◆ AIM OF THE TASK: Search the listing below for the string "cases" and show each line that contains it.

----------------

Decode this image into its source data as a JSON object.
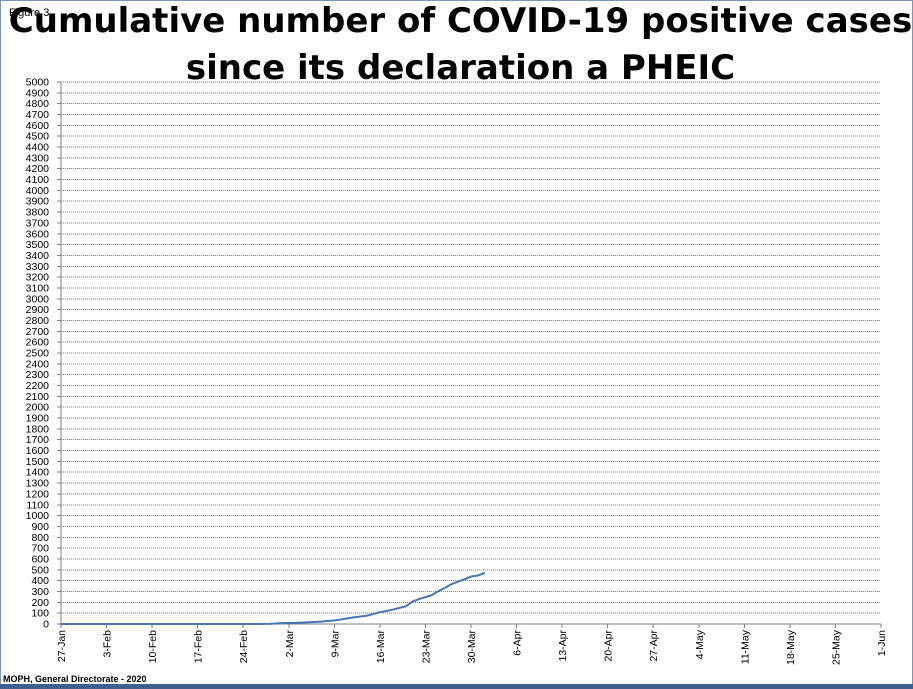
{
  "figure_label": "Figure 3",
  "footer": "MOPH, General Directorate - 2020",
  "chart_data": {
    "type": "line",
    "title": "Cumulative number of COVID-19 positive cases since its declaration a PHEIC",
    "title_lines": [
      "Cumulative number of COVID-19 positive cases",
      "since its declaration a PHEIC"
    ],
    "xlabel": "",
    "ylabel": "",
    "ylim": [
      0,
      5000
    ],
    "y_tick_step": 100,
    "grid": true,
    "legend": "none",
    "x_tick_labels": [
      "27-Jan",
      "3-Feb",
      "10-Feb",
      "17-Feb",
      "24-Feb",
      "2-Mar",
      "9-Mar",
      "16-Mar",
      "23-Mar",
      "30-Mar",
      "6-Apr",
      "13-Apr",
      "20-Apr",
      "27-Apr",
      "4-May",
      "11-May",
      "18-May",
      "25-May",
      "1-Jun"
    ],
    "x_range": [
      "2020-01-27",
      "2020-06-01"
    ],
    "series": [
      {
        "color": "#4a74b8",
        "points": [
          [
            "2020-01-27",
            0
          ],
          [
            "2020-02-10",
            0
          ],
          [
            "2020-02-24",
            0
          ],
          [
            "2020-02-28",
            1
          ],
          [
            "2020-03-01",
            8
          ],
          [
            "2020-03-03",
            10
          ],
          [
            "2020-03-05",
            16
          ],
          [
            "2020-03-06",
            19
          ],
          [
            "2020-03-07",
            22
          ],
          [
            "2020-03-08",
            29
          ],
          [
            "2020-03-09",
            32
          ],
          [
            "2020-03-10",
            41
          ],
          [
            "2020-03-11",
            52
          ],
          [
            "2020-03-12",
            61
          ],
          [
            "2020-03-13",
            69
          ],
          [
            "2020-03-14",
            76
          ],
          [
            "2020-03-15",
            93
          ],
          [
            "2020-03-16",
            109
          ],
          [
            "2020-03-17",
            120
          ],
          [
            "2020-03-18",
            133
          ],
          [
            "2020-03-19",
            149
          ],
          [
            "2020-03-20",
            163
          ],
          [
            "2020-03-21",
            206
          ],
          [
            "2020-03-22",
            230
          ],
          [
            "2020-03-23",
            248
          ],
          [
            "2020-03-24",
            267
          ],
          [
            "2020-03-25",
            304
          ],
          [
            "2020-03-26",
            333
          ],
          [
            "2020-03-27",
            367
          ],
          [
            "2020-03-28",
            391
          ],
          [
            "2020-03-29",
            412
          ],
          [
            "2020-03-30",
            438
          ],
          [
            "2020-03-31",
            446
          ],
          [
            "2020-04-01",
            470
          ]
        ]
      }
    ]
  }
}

----------------

◆ FINISHED TASK:
    "title": "Cumulative number of COVID-19 positive cases since its declaration a PHEIC",
      "Cumulative number of COVID-19 positive cases",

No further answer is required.